◆ **Extracts from a graphics dataset**:
□ □ □

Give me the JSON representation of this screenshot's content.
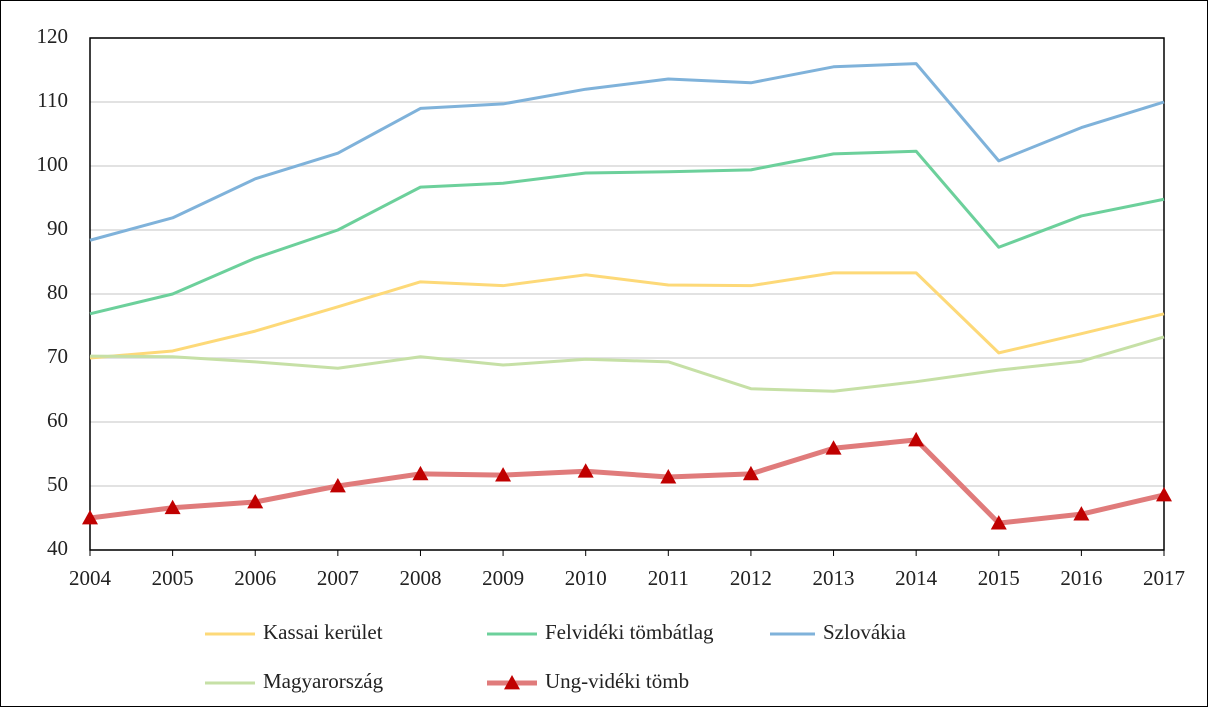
{
  "chart_data": {
    "type": "line",
    "x": [
      2004,
      2005,
      2006,
      2007,
      2008,
      2009,
      2010,
      2011,
      2012,
      2013,
      2014,
      2015,
      2016,
      2017
    ],
    "xlim": [
      2004,
      2017
    ],
    "xticks": [
      2004,
      2005,
      2006,
      2007,
      2008,
      2009,
      2010,
      2011,
      2012,
      2013,
      2014,
      2015,
      2016,
      2017
    ],
    "ylim": [
      40,
      120
    ],
    "yticks": [
      40,
      50,
      60,
      70,
      80,
      90,
      100,
      110,
      120
    ],
    "grid": true,
    "legend": "bottom",
    "series": [
      {
        "name": "Kassai kerület",
        "color": "#fdd978",
        "values": [
          70,
          71.1,
          74.2,
          78,
          81.9,
          81.3,
          83,
          81.4,
          81.3,
          83.3,
          83.3,
          70.8,
          73.8,
          76.9
        ]
      },
      {
        "name": "Felvidéki tömbátlag",
        "color": "#6cd09b",
        "values": [
          76.9,
          80,
          85.6,
          90,
          96.7,
          97.3,
          98.9,
          99.1,
          99.4,
          101.9,
          102.3,
          87.3,
          92.2,
          94.8
        ]
      },
      {
        "name": "Szlovákia",
        "color": "#7fb2da",
        "values": [
          88.4,
          91.9,
          98,
          102,
          109,
          109.7,
          112,
          113.6,
          113,
          115.5,
          116,
          100.8,
          106,
          110
        ]
      },
      {
        "name": "Magyarország",
        "color": "#c6e0a6",
        "values": [
          70.3,
          70.2,
          69.4,
          68.4,
          70.2,
          68.9,
          69.8,
          69.4,
          65.2,
          64.8,
          66.3,
          68.1,
          69.5,
          73.3
        ]
      },
      {
        "name": "Ung-vidéki tömb",
        "color": "#e07b7b",
        "marker": "triangle",
        "marker_color": "#c00000",
        "values": [
          45,
          46.6,
          47.5,
          50,
          51.9,
          51.7,
          52.3,
          51.4,
          51.9,
          55.9,
          57.2,
          44.2,
          45.6,
          48.6
        ]
      }
    ]
  }
}
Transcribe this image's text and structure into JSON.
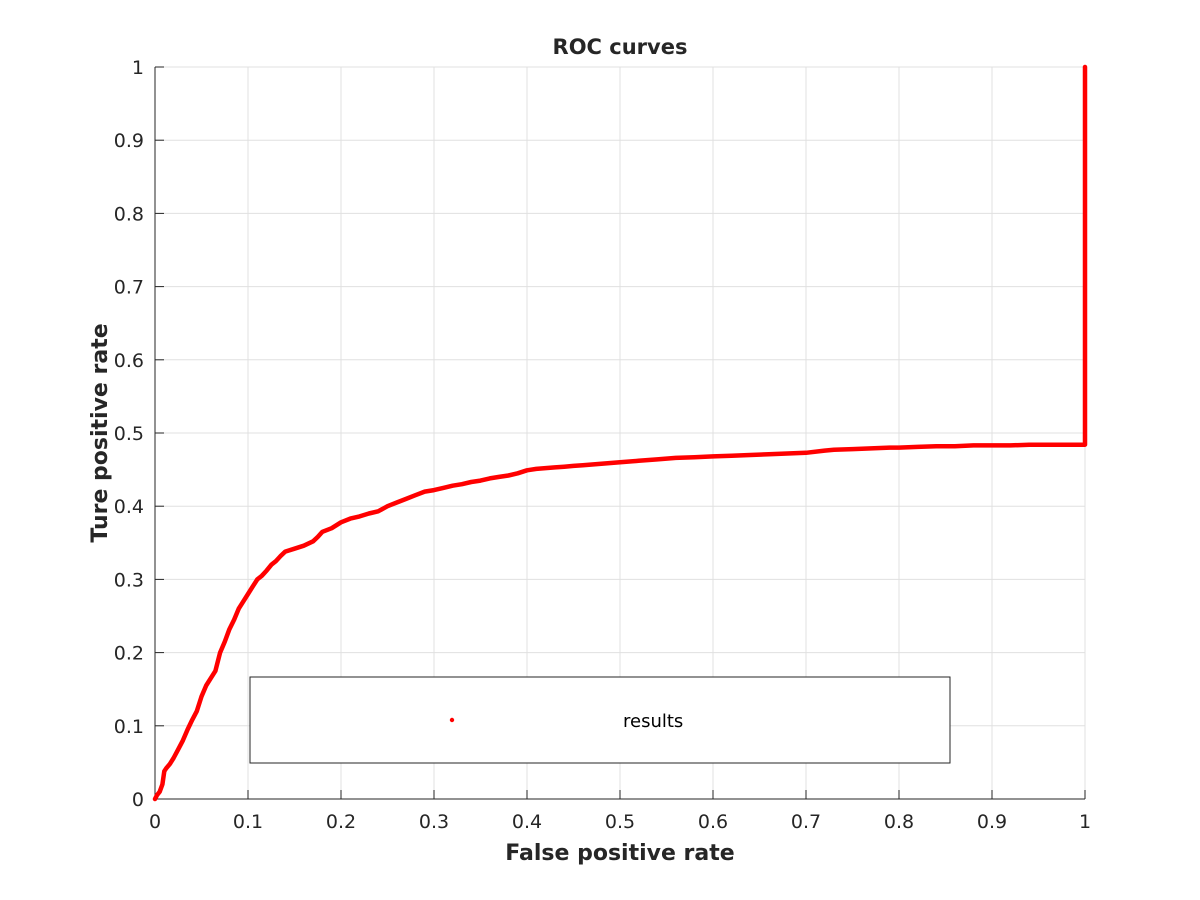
{
  "chart_data": {
    "type": "line",
    "title": "ROC curves",
    "xlabel": "False positive rate",
    "ylabel": "Ture positive rate",
    "xlim": [
      0,
      1
    ],
    "ylim": [
      0,
      1
    ],
    "xticks": [
      0,
      0.1,
      0.2,
      0.3,
      0.4,
      0.5,
      0.6,
      0.7,
      0.8,
      0.9,
      1
    ],
    "xtick_labels": [
      "0",
      "0.1",
      "0.2",
      "0.3",
      "0.4",
      "0.5",
      "0.6",
      "0.7",
      "0.8",
      "0.9",
      "1"
    ],
    "yticks": [
      0,
      0.1,
      0.2,
      0.3,
      0.4,
      0.5,
      0.6,
      0.7,
      0.8,
      0.9,
      1
    ],
    "ytick_labels": [
      "0",
      "0.1",
      "0.2",
      "0.3",
      "0.4",
      "0.5",
      "0.6",
      "0.7",
      "0.8",
      "0.9",
      "1"
    ],
    "grid": true,
    "legend": {
      "position": "bottom-center",
      "entries": [
        "results"
      ]
    },
    "series": [
      {
        "name": "results",
        "color": "#ff0000",
        "x": [
          0,
          0.002,
          0.005,
          0.008,
          0.01,
          0.012,
          0.016,
          0.02,
          0.025,
          0.03,
          0.035,
          0.04,
          0.045,
          0.05,
          0.055,
          0.06,
          0.065,
          0.07,
          0.075,
          0.08,
          0.085,
          0.09,
          0.095,
          0.1,
          0.105,
          0.11,
          0.115,
          0.12,
          0.125,
          0.13,
          0.135,
          0.14,
          0.15,
          0.16,
          0.17,
          0.175,
          0.18,
          0.19,
          0.2,
          0.21,
          0.22,
          0.23,
          0.24,
          0.25,
          0.26,
          0.27,
          0.28,
          0.29,
          0.3,
          0.31,
          0.32,
          0.33,
          0.34,
          0.35,
          0.36,
          0.37,
          0.38,
          0.39,
          0.4,
          0.41,
          0.42,
          0.43,
          0.44,
          0.45,
          0.46,
          0.47,
          0.48,
          0.49,
          0.5,
          0.52,
          0.54,
          0.56,
          0.58,
          0.6,
          0.62,
          0.64,
          0.66,
          0.68,
          0.7,
          0.72,
          0.73,
          0.75,
          0.77,
          0.79,
          0.8,
          0.82,
          0.84,
          0.86,
          0.88,
          0.9,
          0.92,
          0.94,
          0.96,
          0.98,
          1.0,
          1.0
        ],
        "y": [
          0,
          0.005,
          0.01,
          0.02,
          0.038,
          0.042,
          0.048,
          0.056,
          0.068,
          0.08,
          0.095,
          0.108,
          0.12,
          0.14,
          0.155,
          0.165,
          0.175,
          0.2,
          0.215,
          0.232,
          0.245,
          0.26,
          0.27,
          0.28,
          0.29,
          0.3,
          0.305,
          0.312,
          0.32,
          0.325,
          0.332,
          0.338,
          0.342,
          0.346,
          0.352,
          0.358,
          0.365,
          0.37,
          0.378,
          0.383,
          0.386,
          0.39,
          0.393,
          0.4,
          0.405,
          0.41,
          0.415,
          0.42,
          0.422,
          0.425,
          0.428,
          0.43,
          0.433,
          0.435,
          0.438,
          0.44,
          0.442,
          0.445,
          0.449,
          0.451,
          0.452,
          0.453,
          0.454,
          0.455,
          0.456,
          0.457,
          0.458,
          0.459,
          0.46,
          0.462,
          0.464,
          0.466,
          0.467,
          0.468,
          0.469,
          0.47,
          0.471,
          0.472,
          0.473,
          0.476,
          0.477,
          0.478,
          0.479,
          0.48,
          0.48,
          0.481,
          0.482,
          0.482,
          0.483,
          0.483,
          0.483,
          0.484,
          0.484,
          0.484,
          0.484,
          1.0
        ]
      }
    ]
  }
}
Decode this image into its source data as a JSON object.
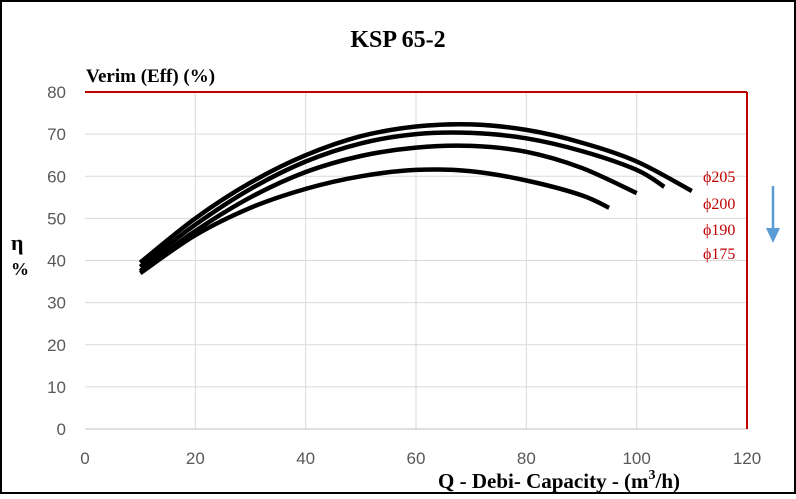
{
  "chart_data": {
    "type": "line",
    "title": "KSP 65-2",
    "ylabel_top": "Verim (Eff) (%)",
    "ylabel_side_symbol": "η",
    "ylabel_side_unit": "%",
    "xlabel_prefix": "Q - Debi- Capacity - (m",
    "xlabel_sup": "3",
    "xlabel_suffix": "/h)",
    "xlim": [
      0,
      120
    ],
    "ylim": [
      0,
      80
    ],
    "xticks": [
      0,
      20,
      40,
      60,
      80,
      100,
      120
    ],
    "yticks": [
      0,
      10,
      20,
      30,
      40,
      50,
      60,
      70,
      80
    ],
    "grid": true,
    "series": [
      {
        "name": "ϕ205",
        "x": [
          10,
          20,
          30,
          40,
          50,
          60,
          70,
          80,
          90,
          100,
          110
        ],
        "y": [
          39.5,
          50,
          58.5,
          65,
          69.5,
          71.8,
          72.3,
          71,
          68,
          63.5,
          56.5
        ]
      },
      {
        "name": "ϕ200",
        "x": [
          10,
          20,
          30,
          40,
          50,
          60,
          70,
          80,
          90,
          100,
          105
        ],
        "y": [
          38.5,
          48.5,
          57,
          63.5,
          67.8,
          70,
          70.3,
          69,
          66,
          61.5,
          57.5
        ]
      },
      {
        "name": "ϕ190",
        "x": [
          10,
          20,
          30,
          40,
          50,
          60,
          70,
          80,
          90,
          100
        ],
        "y": [
          37.5,
          47,
          55,
          61,
          64.8,
          66.8,
          67.2,
          65.8,
          62,
          56
        ]
      },
      {
        "name": "ϕ175",
        "x": [
          10,
          20,
          30,
          40,
          50,
          60,
          70,
          80,
          90,
          95
        ],
        "y": [
          37,
          46,
          52.5,
          57,
          60,
          61.5,
          61.2,
          59,
          55.5,
          52.5
        ]
      }
    ],
    "colors": {
      "curve": "#000000",
      "axis_box": "#c00000",
      "legend_text": "#c00000",
      "arrow": "#5b9bd5",
      "grid": "#d9d9d9"
    }
  }
}
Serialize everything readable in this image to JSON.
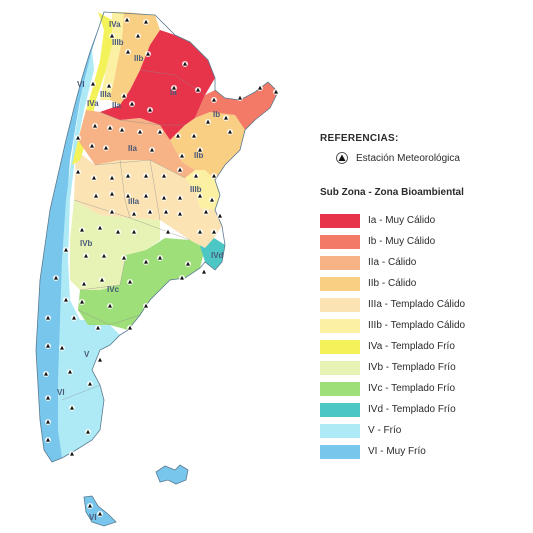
{
  "references": {
    "title": "REFERENCIAS:",
    "station_label": "Estación Meteorológica",
    "station_icon": "station-triangle-icon"
  },
  "legend": {
    "title": "Sub Zona - Zona Bioambiental",
    "items": [
      {
        "label": "Ia - Muy Cálido",
        "color": "#e8344a"
      },
      {
        "label": "Ib - Muy Cálido",
        "color": "#f37a66"
      },
      {
        "label": "IIa - Cálido",
        "color": "#f7b285"
      },
      {
        "label": "IIb - Cálido",
        "color": "#f9cf84"
      },
      {
        "label": "IIIa - Templado Cálido",
        "color": "#fbe3b4"
      },
      {
        "label": "IIIb - Templado Cálido",
        "color": "#fcf0a2"
      },
      {
        "label": "IVa - Templado Frío",
        "color": "#f4f25a"
      },
      {
        "label": "IVb - Templado Frío",
        "color": "#e6f3b4"
      },
      {
        "label": "IVc - Templado Frío",
        "color": "#9fdf7a"
      },
      {
        "label": "IVd - Templado Frío",
        "color": "#4dc6c6"
      },
      {
        "label": "V - Frío",
        "color": "#aeeaf6"
      },
      {
        "label": "VI - Muy Frío",
        "color": "#79c6ec"
      }
    ]
  },
  "map": {
    "zone_labels": [
      "IVa",
      "IIIb",
      "IIb",
      "VI",
      "IIIa",
      "IVa",
      "IIa",
      "Ia",
      "Ib",
      "IIa",
      "IIb",
      "IIIb",
      "IIIa",
      "IVb",
      "IVd",
      "IVc",
      "V",
      "VI",
      "VI"
    ]
  }
}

□ □ □

◆ **INSTRUCTIONS TO FOLLOW**: From the data above, copy out every line with the string "this" in it.

◆ **RESPONSE TO THE TASK**:
Give me the JSON representation of this screenshot's content.
Transcribe this image's text and structure into JSON.
Decode this image into its source data as a JSON object.
Serialize everything readable in this image to JSON.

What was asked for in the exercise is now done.